#### TASK DATA
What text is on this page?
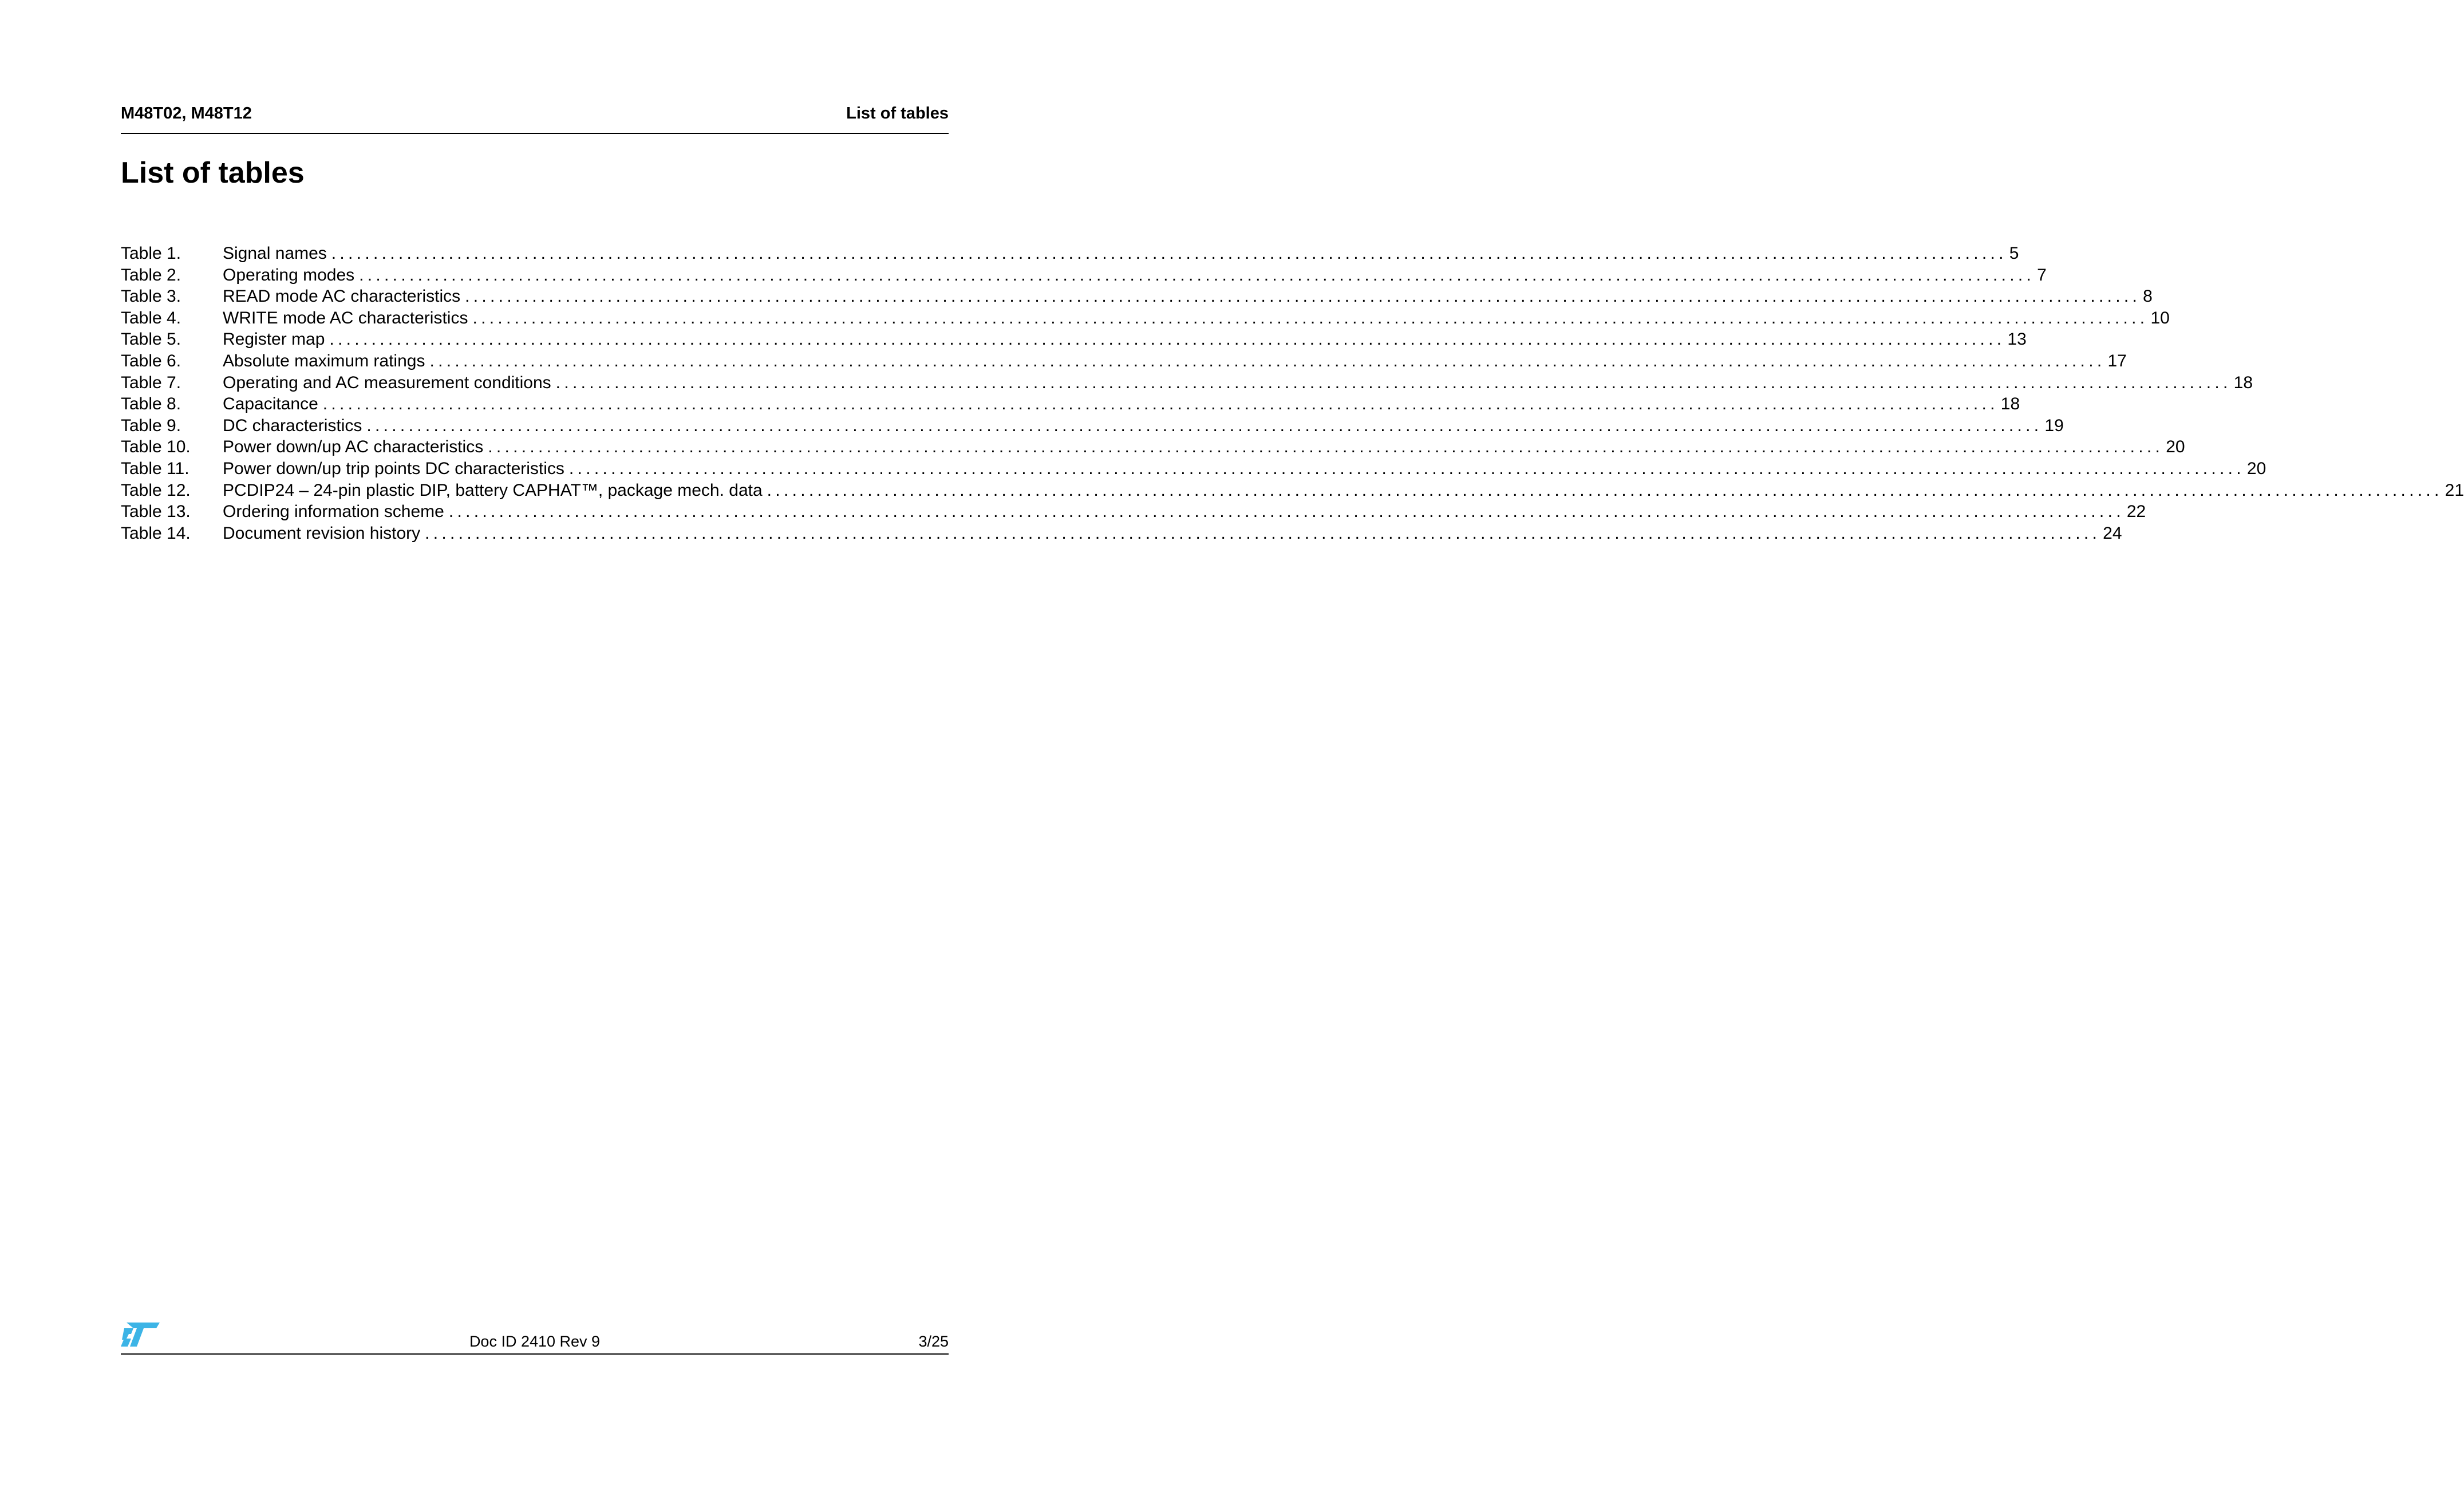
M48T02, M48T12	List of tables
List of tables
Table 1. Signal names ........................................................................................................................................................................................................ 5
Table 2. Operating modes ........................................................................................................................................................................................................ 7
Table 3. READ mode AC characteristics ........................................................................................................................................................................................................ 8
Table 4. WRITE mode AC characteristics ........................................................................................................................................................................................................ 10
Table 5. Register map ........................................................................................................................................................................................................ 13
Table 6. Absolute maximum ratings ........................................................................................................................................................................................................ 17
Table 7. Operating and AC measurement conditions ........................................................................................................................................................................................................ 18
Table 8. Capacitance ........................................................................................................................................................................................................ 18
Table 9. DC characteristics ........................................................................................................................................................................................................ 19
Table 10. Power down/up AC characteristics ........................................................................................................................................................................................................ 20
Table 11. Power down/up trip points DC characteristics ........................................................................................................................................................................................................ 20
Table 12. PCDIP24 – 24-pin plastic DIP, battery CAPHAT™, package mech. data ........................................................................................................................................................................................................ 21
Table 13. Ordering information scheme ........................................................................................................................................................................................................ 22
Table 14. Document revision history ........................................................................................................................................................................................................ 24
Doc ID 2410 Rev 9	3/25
########
#### TASK DATA
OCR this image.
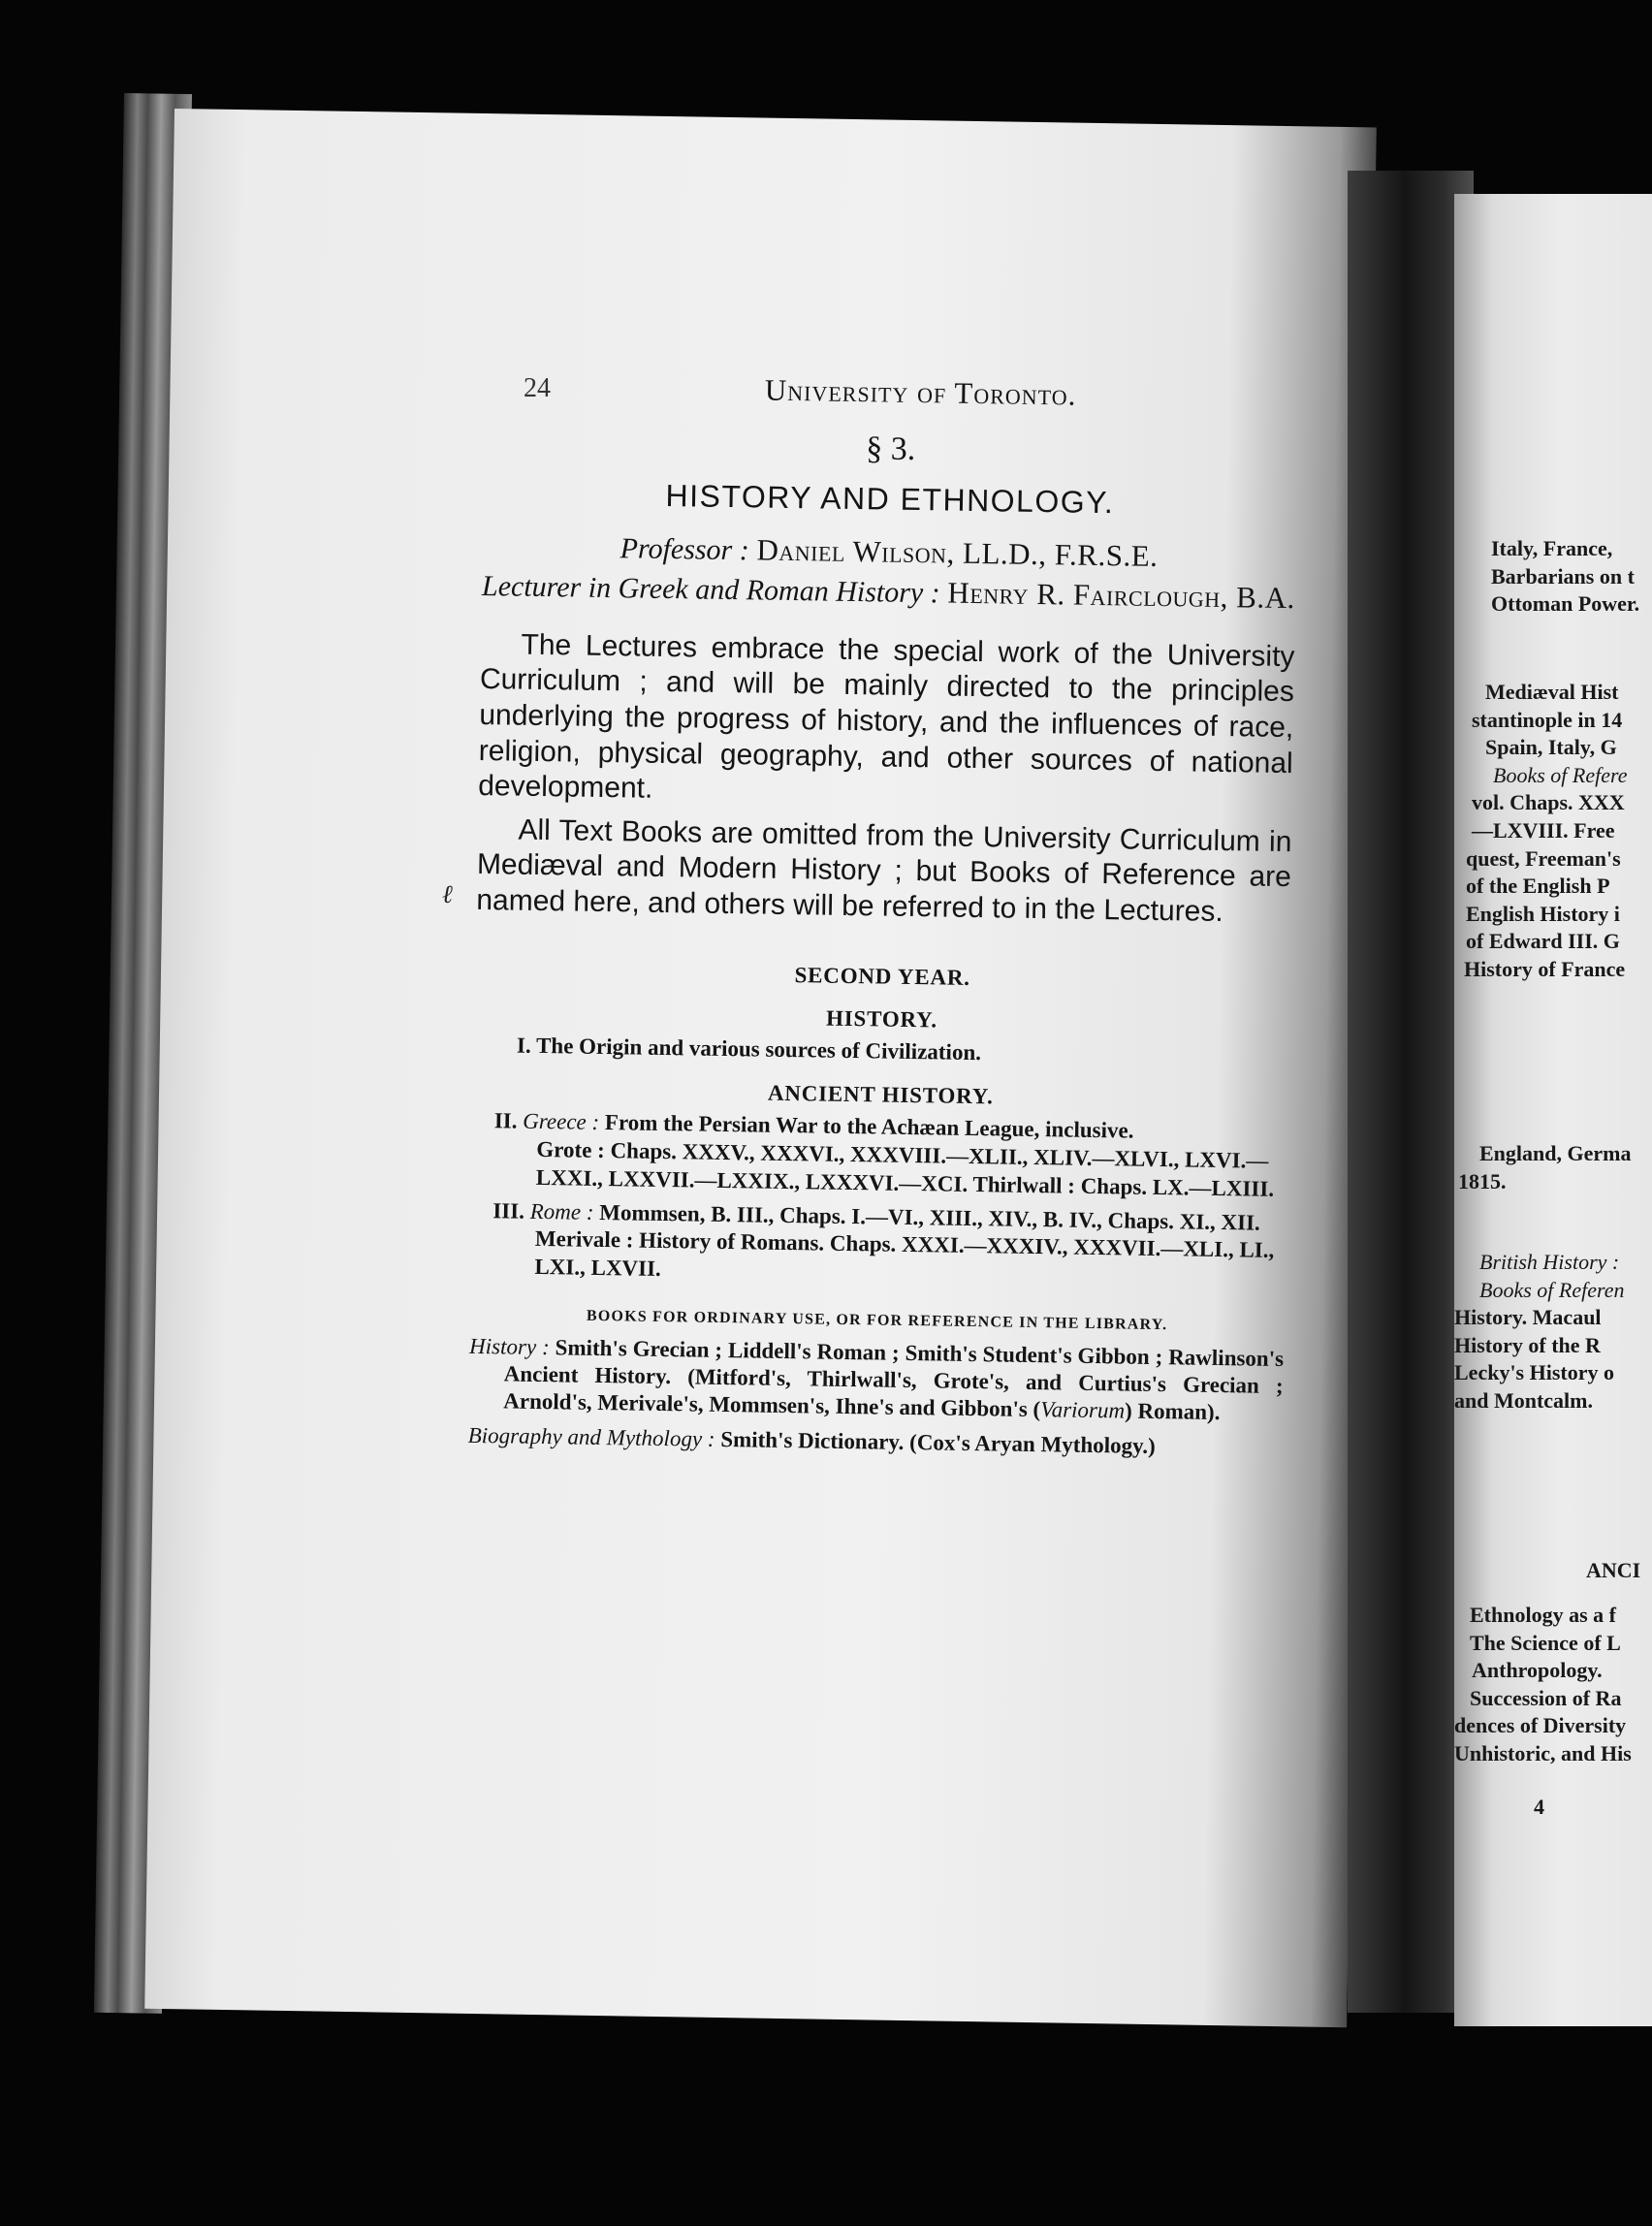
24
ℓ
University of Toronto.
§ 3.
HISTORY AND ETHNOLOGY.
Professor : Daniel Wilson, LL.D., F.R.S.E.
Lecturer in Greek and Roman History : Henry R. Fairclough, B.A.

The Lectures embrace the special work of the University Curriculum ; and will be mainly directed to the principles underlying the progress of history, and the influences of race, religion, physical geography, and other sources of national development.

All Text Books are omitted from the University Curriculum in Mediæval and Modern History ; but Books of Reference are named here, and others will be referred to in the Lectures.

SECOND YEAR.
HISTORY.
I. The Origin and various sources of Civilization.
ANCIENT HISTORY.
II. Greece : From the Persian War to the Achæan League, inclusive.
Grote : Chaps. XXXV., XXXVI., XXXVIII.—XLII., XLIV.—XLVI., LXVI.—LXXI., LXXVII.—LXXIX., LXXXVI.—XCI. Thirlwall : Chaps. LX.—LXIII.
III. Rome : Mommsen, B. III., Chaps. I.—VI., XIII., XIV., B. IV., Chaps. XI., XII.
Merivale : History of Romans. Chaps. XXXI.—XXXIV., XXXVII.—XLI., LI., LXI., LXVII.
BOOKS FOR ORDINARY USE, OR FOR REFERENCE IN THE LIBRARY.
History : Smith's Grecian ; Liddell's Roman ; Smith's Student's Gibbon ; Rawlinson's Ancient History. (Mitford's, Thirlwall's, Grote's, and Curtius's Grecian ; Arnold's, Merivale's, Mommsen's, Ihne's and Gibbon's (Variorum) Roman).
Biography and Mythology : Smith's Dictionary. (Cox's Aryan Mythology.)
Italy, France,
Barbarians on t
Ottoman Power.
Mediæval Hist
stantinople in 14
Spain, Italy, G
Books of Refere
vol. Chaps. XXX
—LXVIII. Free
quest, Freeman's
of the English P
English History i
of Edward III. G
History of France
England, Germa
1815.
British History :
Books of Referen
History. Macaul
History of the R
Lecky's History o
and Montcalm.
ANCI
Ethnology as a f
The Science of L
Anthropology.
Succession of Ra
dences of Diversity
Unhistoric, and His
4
########
#### TASK DATA
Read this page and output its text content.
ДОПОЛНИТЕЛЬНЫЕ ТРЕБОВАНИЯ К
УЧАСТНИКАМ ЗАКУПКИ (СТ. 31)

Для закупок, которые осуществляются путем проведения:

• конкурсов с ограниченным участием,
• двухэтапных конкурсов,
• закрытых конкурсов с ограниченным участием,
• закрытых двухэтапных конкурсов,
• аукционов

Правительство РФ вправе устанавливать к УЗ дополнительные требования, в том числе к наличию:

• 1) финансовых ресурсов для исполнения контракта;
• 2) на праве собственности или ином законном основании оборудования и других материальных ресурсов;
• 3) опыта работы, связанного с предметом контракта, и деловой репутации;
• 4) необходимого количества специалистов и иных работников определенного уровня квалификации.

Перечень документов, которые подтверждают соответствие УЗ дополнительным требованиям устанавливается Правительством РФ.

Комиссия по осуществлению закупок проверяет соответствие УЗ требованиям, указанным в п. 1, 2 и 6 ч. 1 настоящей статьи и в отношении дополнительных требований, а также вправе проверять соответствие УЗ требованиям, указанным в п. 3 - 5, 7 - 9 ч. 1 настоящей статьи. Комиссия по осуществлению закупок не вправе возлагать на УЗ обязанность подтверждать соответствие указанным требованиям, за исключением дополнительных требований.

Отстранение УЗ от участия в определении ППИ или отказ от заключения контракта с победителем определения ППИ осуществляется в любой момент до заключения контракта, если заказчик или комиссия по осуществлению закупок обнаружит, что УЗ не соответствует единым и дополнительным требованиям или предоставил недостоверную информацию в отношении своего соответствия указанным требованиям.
########
TASK STATEMENT> Select and copy every line from the records that includes the word "Mediæval".

SOLUTION>
All Text Books are omitted from the University Curriculum in Mediæval and Modern History ; but Books of Reference are named here, and others will be referred to in the Lectures.
Mediæval Hist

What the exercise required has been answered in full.